*Work instructions*. Lines where the string "with" appears are to be copied from the entries below.

* * * * * * *

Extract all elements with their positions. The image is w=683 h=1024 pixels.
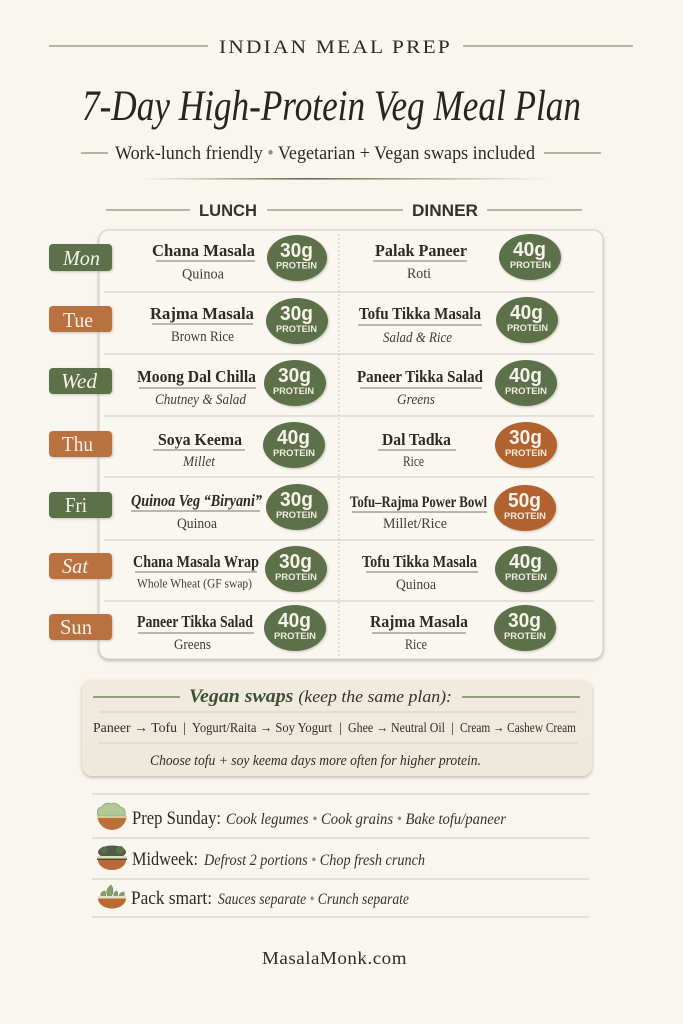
day tag: Wed: Wed [61, 369, 98, 393]
day tag: Thu: Thu [62, 432, 93, 456]
swaps list: | [339, 721, 342, 736]
protein badge: 40g [496, 297, 558, 343]
tip: pack smart: Pack smart: [131, 888, 212, 909]
protein badge: 30g: 30g [508, 610, 541, 632]
vegan swaps heading: Vegan swaps (keep the same plan): [189, 686, 452, 707]
header: Indian Meal Prep: INDIAN MEAL PREP [219, 37, 452, 58]
Wed dinner: Paneer Tikka Salad [357, 367, 483, 386]
Tue dinner: Salad & Rice [383, 330, 452, 346]
protein badge: 40g [495, 360, 557, 406]
subtitle: Work-lunch friendly • Vegetarian + Vegan swaps included [115, 143, 535, 164]
heading: dinner: DINNER [412, 202, 478, 220]
tip: prep Sunday: Cook legumes • Cook grains • Bake tofu/paneer [226, 811, 507, 828]
Wed dinner: Greens [397, 392, 435, 408]
icon: bowl with dark greens [97, 846, 127, 870]
Tue dinner: Tofu Tikka Masala [359, 304, 481, 323]
protein badge: 30g [494, 605, 556, 651]
tip: midweek: Defrost 2 portions • Chop fresh crunch [203, 852, 425, 869]
protein badge: 40g: PROTEIN [510, 260, 551, 270]
swaps list: Ghee → Neutral Oil [348, 721, 445, 736]
swaps list [93, 721, 576, 736]
protein badge: 50g orange: 50g [508, 490, 541, 512]
protein badge: 40g: 40g [509, 365, 542, 387]
Sun lunch: Paneer Tikka Salad [137, 612, 253, 631]
protein badge: 30g: PROTEIN [276, 260, 317, 270]
protein badge: 40g [495, 546, 557, 592]
panel: weekly meal table [49, 230, 603, 659]
Thu dinner [378, 430, 456, 470]
Sun dinner [370, 612, 468, 653]
protein badge: 40g: 40g [510, 302, 543, 324]
Tue dinner [358, 304, 482, 346]
day tag: Mon [49, 244, 112, 271]
protein badge: 30g [264, 360, 326, 406]
Sat lunch: Chana Masala Wrap [133, 552, 259, 571]
protein badge: 30g: PROTEIN [273, 386, 314, 396]
Mon lunch: Quinoa [182, 266, 225, 282]
protein badge: 30g [266, 484, 328, 530]
heading: lunch: LUNCH [199, 202, 257, 220]
protein badge: 30g: 30g [280, 240, 313, 262]
panel: vegan swaps [82, 680, 592, 776]
Fri dinner [350, 494, 488, 532]
protein badge: 30g [267, 235, 327, 281]
icon: bowl with light greens [97, 803, 126, 830]
title: 7-Day High-Protein Veg Meal Plan [82, 83, 581, 130]
column headings [106, 202, 582, 220]
protein badge: 40g: PROTEIN [274, 631, 316, 641]
Fri lunch: Quinoa Veg “Biryani” [131, 491, 262, 510]
day tag: Sun [49, 614, 112, 640]
Thu dinner: Dal Tadka [382, 430, 451, 449]
tip: Choose tofu + soy keema days more often for higher protein. [150, 753, 481, 769]
tip: midweek: Midweek: [132, 849, 198, 870]
Thu lunch: Millet [182, 454, 216, 470]
protein badge: 40g: 40g [278, 610, 311, 632]
protein badge: 40g: PROTEIN [273, 448, 315, 458]
Fri lunch [131, 491, 262, 532]
Sun lunch: Greens [174, 637, 211, 653]
tip: pack smart [131, 888, 409, 909]
protein badge: 30g: 30g [278, 365, 311, 387]
Sat lunch: Whole Wheat (GF swap) [137, 576, 252, 590]
Fri dinner: Millet/Rice [383, 516, 447, 532]
green divider [142, 178, 550, 180]
protein badge: 40g: 40g [509, 551, 542, 573]
protein badge: 30g [266, 298, 328, 344]
swaps list: Yogurt/Raita → Soy Yogurt [192, 721, 332, 736]
day tag: Sat: Sat [62, 554, 89, 578]
Mon lunch [152, 241, 255, 282]
protein badge: 40g [264, 605, 326, 651]
protein badge: 30g: 30g [280, 489, 313, 511]
protein badge: 40g: PROTEIN [507, 323, 548, 333]
protein badge: 30g: PROTEIN [276, 510, 317, 520]
protein badge: 50g orange: PROTEIN [504, 511, 546, 521]
swaps list: | [183, 721, 186, 736]
Thu lunch [153, 430, 245, 470]
protein badge: 40g: 40g [513, 239, 546, 261]
protein badge: 30g orange: PROTEIN [505, 448, 547, 458]
protein badge: 30g orange [495, 422, 557, 468]
Wed dinner [357, 367, 483, 408]
protein badge: 30g: PROTEIN [504, 631, 546, 641]
protein badge: 40g [263, 422, 325, 468]
Wed lunch: Chutney & Salad [155, 392, 247, 408]
Sat dinner [362, 552, 478, 593]
day tag: Thu [49, 431, 112, 457]
Mon dinner [373, 241, 467, 282]
Tue lunch [150, 304, 254, 345]
protein badge: 30g: 30g [279, 551, 312, 573]
protein badge: 30g: PROTEIN [275, 572, 317, 582]
protein badge: 50g orange [494, 485, 556, 531]
day tag: Fri: Fri [65, 493, 87, 517]
Mon lunch: Chana Masala [152, 241, 255, 260]
protein badge: 30g: 30g [280, 303, 313, 325]
Sun dinner: Rajma Masala [370, 612, 468, 631]
protein badge: 40g: PROTEIN [505, 572, 547, 582]
protein badge: 40g: PROTEIN [505, 386, 547, 396]
footer: website: MasalaMonk.com [262, 948, 407, 968]
tip: midweek [132, 849, 425, 870]
Sun lunch [137, 612, 254, 653]
icon: bowl with herbs [98, 885, 126, 908]
Sat lunch [133, 552, 259, 590]
protein badge: 40g: 40g [277, 427, 310, 449]
tip: prep Sunday: Prep Sunday: [132, 808, 221, 829]
tip: prep Sunday [132, 808, 507, 829]
day tag: Tue [49, 306, 112, 332]
tip: pack smart: Sauces separate • Crunch separate [218, 891, 409, 908]
protein badge: 30g orange: 30g [509, 427, 542, 449]
Sat dinner: Tofu Tikka Masala [362, 552, 477, 571]
Thu dinner: Rice [403, 454, 424, 470]
swaps list: Cream → Cashew Cream [460, 721, 576, 736]
day tag: Mon: Mon [62, 246, 100, 270]
swaps list: | [451, 721, 454, 736]
day tag: Wed [49, 368, 112, 394]
protein badge: 40g [499, 234, 561, 280]
Fri dinner: Tofu–Rajma Power Bowl [350, 494, 488, 511]
Sat dinner: Quinoa [396, 577, 437, 593]
Tue lunch: Rajma Masala [150, 304, 254, 323]
Thu lunch: Soya Keema [158, 430, 242, 449]
day tag: Sat [49, 553, 112, 579]
swaps list: Paneer → Tofu [93, 721, 177, 736]
Mon dinner: Palak Paneer [375, 241, 467, 260]
day tag: Tue: Tue [63, 308, 93, 332]
Tue lunch: Brown Rice [171, 329, 234, 345]
day tag: Fri [49, 492, 112, 518]
Sun dinner: Rice [405, 637, 427, 653]
panel: prep tips [92, 794, 589, 917]
Mon dinner: Roti [407, 266, 431, 282]
day tag: Sun: Sun [60, 615, 92, 639]
Wed lunch [137, 367, 256, 408]
Wed lunch: Moong Dal Chilla [137, 367, 256, 386]
protein badge: 30g [265, 546, 327, 592]
protein badge: 30g: PROTEIN [276, 324, 317, 334]
Fri lunch: Quinoa [177, 516, 218, 532]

* * * * * * *

*Worked solution*.
Extract all elements with their positions. The image is w=683 h=1024 pixels.
icon: bowl with dark greens [97, 846, 127, 870]
icon: bowl with light greens [97, 803, 126, 830]
icon: bowl with herbs [98, 885, 126, 908]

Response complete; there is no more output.